GOAL:
Identify all lines of the data containing the string "learn" and copy them.

PROVIDED DATA:
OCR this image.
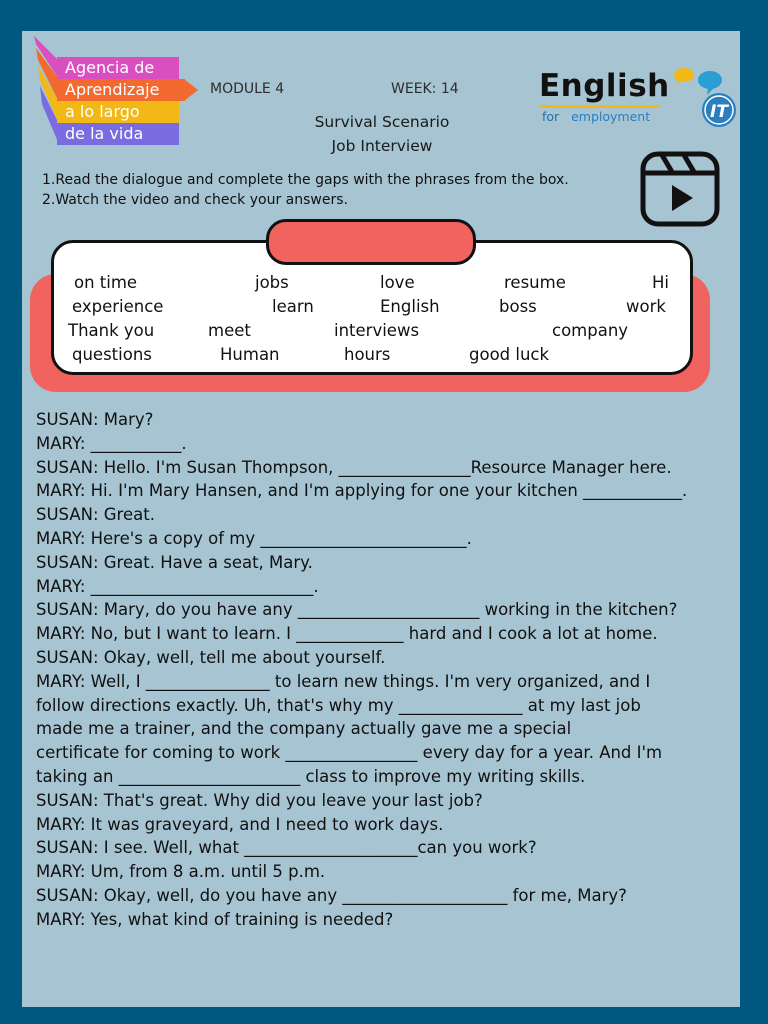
Agencia de
Aprendizaje
a lo largo
de la vida
MODULE 4	WEEK: 14
Survival Scenario
Job Interview
English
for employment	IT
1.Read the dialogue and complete the gaps with the phrases from the box.
2.Watch the video and check your answers.
on time	jobs	love	resume	Hi
experience	learn	English	boss	work
Thank you	meet	interviews	company
questions	Human	hours	good luck
SUSAN: Mary?
MARY: ___________.
SUSAN: Hello. I'm Susan Thompson, ________________Resource Manager here.
MARY: Hi. I'm Mary Hansen, and I'm applying for one your kitchen ____________.
SUSAN: Great.
MARY: Here's a copy of my _________________________.
SUSAN: Great. Have a seat, Mary.
MARY: ___________________________.
SUSAN: Mary, do you have any ______________________ working in the kitchen?
MARY: No, but I want to learn. I _____________ hard and I cook a lot at home.
SUSAN: Okay, well, tell me about yourself.
MARY: Well, I _______________ to learn new things. I'm very organized, and I
follow directions exactly. Uh, that's why my _______________ at my last job
made me a trainer, and the company actually gave me a special
certificate for coming to work ________________ every day for a year. And I'm
taking an ______________________ class to improve my writing skills.
SUSAN: That's great. Why did you leave your last job?
MARY: It was graveyard, and I need to work days.
SUSAN: I see. Well, what _____________________can you work?
MARY: Um, from 8 a.m. until 5 p.m.
SUSAN: Okay, well, do you have any ____________________ for me, Mary?
MARY: Yes, what kind of training is needed?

EXERCISE RESULT:
experience	learn	English	boss	work
MARY: No, but I want to learn. I _____________ hard and I cook a lot at home.
MARY: Well, I _______________ to learn new things. I'm very organized, and I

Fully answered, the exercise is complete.